=== Given exercise ===
Scan the records for the word "information". Copy each line that includes it.

=== Excerpted records ===
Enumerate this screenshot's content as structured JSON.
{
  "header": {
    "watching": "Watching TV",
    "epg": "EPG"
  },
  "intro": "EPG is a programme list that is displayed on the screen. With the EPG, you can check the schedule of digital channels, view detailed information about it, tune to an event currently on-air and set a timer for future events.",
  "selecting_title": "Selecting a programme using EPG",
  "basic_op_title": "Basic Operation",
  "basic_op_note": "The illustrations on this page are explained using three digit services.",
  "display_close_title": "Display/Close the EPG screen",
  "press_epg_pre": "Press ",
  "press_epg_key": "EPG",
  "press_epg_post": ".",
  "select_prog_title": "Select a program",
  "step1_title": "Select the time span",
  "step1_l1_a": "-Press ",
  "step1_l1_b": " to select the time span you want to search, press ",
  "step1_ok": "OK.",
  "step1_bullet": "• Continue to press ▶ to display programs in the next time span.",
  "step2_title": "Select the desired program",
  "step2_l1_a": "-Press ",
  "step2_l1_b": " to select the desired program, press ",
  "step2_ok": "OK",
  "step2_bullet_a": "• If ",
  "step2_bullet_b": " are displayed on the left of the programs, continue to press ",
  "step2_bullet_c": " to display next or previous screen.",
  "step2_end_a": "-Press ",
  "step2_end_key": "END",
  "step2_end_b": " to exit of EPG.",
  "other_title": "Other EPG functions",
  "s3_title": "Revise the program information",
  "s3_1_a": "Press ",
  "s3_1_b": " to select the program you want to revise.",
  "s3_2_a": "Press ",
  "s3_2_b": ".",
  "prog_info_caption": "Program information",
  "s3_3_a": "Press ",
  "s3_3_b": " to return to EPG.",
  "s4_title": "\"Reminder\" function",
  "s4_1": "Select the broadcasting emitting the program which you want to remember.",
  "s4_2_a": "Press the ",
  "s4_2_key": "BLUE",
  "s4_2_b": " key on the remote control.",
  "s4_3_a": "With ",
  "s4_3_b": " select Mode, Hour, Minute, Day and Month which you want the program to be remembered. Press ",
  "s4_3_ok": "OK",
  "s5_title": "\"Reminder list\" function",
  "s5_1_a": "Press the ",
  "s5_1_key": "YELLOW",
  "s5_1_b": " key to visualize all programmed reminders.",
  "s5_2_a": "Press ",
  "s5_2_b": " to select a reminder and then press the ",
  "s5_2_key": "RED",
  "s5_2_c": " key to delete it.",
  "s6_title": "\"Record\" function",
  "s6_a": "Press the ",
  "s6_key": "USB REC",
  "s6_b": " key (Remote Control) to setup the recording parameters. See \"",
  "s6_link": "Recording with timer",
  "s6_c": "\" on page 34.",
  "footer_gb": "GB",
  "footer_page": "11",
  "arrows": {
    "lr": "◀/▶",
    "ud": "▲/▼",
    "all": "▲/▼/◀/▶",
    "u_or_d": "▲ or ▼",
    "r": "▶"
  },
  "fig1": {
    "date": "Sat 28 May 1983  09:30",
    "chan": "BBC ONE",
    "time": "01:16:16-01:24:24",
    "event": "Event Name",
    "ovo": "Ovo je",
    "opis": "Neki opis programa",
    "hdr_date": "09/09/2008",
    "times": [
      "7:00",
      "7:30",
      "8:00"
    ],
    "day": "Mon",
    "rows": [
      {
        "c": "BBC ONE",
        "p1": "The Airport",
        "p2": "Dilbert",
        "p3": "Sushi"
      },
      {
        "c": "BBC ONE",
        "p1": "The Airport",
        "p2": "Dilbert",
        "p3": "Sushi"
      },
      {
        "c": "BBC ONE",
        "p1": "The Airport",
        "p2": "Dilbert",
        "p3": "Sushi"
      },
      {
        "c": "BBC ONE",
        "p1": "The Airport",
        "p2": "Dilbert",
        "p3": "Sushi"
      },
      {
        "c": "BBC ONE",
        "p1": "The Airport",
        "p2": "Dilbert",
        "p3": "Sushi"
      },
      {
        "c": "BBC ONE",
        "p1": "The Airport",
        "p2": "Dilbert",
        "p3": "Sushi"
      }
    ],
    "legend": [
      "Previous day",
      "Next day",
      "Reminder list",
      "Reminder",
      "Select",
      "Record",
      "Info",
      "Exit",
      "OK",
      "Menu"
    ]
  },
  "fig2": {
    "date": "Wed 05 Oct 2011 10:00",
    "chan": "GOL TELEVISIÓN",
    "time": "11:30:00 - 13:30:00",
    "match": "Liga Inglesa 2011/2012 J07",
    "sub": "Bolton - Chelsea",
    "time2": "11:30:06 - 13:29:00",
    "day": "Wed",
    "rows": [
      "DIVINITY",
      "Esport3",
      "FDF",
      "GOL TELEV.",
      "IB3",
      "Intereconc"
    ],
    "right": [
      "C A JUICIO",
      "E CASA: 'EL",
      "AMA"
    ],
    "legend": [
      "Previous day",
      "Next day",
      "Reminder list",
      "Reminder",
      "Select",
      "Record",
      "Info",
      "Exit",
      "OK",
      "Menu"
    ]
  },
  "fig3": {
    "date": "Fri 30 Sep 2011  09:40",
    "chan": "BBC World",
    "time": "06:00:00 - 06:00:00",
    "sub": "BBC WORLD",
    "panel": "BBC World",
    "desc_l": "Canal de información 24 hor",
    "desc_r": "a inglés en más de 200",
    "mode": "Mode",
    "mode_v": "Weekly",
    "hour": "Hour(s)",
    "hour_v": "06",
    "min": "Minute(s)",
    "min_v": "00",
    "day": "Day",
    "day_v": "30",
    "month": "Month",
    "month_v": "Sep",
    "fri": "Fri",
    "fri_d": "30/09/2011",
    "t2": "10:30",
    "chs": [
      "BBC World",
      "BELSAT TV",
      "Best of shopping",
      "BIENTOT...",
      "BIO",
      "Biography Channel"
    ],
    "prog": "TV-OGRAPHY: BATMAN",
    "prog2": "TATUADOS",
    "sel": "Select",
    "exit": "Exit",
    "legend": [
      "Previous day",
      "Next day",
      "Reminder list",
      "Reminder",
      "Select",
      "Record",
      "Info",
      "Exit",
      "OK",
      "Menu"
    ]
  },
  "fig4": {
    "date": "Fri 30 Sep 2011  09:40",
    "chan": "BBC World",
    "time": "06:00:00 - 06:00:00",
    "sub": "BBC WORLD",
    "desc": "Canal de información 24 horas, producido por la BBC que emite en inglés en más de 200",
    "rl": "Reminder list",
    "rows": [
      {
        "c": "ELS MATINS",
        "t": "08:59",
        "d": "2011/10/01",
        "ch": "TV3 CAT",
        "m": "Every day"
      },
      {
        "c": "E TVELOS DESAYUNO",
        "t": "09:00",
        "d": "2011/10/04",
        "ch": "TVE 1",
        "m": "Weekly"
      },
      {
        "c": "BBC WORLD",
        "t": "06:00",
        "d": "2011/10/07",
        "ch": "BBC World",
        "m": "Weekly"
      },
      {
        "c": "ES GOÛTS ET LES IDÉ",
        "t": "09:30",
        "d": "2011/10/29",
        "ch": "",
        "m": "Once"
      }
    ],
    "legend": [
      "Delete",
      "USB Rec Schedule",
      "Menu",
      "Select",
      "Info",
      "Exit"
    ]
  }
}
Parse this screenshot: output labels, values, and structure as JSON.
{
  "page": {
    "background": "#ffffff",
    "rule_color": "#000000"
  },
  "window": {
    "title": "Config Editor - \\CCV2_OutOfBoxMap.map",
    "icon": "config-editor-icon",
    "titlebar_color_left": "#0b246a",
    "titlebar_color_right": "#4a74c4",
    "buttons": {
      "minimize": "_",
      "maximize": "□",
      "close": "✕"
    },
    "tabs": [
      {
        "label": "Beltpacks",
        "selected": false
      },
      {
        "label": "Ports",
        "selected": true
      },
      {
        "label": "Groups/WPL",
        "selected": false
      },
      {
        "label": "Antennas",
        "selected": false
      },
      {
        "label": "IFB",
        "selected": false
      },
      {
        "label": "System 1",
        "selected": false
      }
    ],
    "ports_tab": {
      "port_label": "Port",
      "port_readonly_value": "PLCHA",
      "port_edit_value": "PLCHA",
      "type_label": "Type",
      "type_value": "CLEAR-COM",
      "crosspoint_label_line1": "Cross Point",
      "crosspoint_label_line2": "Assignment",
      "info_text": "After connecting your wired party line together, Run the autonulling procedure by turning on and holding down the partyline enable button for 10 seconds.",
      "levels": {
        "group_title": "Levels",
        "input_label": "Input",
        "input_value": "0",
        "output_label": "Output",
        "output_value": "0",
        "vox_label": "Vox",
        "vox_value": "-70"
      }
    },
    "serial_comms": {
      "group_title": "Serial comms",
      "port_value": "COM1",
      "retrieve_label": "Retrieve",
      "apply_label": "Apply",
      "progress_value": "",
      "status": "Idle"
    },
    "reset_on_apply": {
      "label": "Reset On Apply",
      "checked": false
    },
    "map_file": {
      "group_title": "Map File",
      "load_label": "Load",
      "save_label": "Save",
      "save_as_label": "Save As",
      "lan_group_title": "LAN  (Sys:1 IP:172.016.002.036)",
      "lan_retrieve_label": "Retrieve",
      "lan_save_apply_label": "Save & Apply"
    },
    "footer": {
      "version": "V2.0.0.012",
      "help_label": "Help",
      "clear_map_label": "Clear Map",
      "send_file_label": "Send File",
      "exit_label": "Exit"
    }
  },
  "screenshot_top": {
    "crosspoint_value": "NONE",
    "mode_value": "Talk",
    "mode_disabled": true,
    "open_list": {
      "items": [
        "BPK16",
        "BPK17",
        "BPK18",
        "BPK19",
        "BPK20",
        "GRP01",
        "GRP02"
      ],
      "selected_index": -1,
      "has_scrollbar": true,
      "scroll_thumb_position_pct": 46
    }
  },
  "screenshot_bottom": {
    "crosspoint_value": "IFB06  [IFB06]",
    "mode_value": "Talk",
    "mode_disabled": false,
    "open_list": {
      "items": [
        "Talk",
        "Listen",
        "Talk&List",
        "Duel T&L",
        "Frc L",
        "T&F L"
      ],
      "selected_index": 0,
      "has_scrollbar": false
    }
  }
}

=== Reply to the exercise ===
  "intro": "EPG is a programme list that is displayed on the screen. With the EPG, you can check the schedule of digital channels, view detailed information about it, tune to an event currently on-air and set a timer for future events.",
  "s3_title": "Revise the program information",
  "prog_info_caption": "Program information",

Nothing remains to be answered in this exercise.